Work instruction
According to the text about Anna Strohsahl, on what date did she and other social democrats found the SPD Cuxhaven Women's Group?
== Text for analysis ==
On 3 July 1914, she married typographer John Eduard Strohsahl. The Strohsahls had daughters Ruth (1915), Erika (1917) and Sonja (1927, died shortly after birth).

== Political beginnings ==
Anna Strohsahl's political commitment started after World War I. Her husband was an editor with the social democratic newspaper Alter Liebe, for which she later also wrote articles. Together with other social democrats, she founded the SPD Cuxhaven Women's Group on 23 April 1920, and became its president on 2 June 1921.

== Citizen Parliament and Council ==
Strohsahl was elected into Cuxhaven Citizen Parliament on 2 March 1924. She and Olga Geerken (DDP) were the only women in Parliament. Strohsahl was elected into the school board, the board of further education and the welfare centre. She got involved with school education of workers' children and the support for pensioners, unemployed and homeless. The same year, she became delegate in the District Welfare Union ("Bezirksfürsorgeverband"). In 1925, she was elected into housing office. In spring 1927, she left Citizen Parliament but was elected again on 23 October 1927 as the only woman. She was elected into the District Welfare Union again.
===
== Recorded information ==
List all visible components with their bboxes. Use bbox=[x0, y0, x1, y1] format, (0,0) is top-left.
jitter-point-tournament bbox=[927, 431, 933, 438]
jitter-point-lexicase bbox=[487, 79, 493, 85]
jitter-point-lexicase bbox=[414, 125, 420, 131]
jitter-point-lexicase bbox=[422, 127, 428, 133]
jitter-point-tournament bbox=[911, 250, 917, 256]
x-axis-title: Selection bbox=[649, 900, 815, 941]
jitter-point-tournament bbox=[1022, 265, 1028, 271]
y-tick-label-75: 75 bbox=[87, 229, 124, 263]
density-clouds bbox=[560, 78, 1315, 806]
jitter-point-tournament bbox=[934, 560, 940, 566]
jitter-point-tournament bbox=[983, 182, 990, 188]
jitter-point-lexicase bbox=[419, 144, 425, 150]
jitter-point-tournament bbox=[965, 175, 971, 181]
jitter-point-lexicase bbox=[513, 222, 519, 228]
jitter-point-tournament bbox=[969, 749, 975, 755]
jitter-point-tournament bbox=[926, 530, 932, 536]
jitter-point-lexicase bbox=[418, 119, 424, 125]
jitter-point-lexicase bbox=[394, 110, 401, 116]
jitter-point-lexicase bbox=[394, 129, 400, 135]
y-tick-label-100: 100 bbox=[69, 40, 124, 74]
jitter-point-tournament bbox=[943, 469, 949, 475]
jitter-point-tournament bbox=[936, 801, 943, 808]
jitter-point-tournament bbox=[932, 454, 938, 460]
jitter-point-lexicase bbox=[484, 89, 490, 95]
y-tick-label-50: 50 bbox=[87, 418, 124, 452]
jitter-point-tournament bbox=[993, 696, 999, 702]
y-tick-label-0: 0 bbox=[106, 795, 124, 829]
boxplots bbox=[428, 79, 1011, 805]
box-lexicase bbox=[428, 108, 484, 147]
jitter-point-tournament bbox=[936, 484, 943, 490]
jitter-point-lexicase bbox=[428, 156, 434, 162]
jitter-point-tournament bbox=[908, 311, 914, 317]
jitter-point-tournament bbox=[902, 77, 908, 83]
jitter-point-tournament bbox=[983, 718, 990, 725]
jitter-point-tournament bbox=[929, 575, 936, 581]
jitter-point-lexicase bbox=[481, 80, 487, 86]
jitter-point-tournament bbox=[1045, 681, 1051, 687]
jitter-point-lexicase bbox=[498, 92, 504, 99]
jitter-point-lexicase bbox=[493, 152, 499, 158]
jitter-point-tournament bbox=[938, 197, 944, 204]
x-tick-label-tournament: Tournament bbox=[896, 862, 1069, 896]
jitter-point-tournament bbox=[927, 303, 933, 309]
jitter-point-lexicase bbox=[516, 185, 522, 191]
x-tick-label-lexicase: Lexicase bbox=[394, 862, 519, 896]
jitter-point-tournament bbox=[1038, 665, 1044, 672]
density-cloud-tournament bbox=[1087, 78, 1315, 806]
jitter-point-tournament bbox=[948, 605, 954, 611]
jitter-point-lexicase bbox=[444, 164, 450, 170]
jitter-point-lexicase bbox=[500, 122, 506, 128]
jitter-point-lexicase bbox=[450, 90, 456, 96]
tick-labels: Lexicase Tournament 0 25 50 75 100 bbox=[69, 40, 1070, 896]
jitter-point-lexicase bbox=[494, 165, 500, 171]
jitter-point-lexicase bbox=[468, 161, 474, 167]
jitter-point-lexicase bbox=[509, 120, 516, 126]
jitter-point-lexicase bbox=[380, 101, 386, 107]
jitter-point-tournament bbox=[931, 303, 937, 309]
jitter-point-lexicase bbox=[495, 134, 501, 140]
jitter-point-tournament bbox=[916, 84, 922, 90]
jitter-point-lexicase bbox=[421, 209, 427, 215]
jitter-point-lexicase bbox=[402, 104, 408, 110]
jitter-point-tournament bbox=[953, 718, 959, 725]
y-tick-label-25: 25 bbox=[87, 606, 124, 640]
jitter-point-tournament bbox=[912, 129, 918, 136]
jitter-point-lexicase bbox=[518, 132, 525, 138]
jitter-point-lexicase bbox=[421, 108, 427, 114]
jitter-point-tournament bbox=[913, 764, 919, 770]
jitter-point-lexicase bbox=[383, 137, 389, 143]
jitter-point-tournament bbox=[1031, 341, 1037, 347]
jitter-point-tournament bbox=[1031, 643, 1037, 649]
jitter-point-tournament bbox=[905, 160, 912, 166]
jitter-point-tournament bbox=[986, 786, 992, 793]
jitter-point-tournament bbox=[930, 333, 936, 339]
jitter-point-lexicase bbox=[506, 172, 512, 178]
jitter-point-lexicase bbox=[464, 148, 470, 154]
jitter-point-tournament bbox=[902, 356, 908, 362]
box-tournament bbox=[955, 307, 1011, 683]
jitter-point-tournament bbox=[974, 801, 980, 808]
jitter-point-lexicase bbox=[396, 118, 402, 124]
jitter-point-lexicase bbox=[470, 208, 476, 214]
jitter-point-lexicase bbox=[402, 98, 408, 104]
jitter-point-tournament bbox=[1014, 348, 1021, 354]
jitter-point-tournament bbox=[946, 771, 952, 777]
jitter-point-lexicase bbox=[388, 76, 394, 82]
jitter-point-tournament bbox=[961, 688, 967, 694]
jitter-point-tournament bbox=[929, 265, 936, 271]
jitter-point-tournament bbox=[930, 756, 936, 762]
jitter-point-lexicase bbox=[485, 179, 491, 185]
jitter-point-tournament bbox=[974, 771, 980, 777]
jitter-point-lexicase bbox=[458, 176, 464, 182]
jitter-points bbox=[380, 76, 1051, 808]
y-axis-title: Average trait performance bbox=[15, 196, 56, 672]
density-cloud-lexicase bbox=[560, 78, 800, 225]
===
Written answer
23 April 1920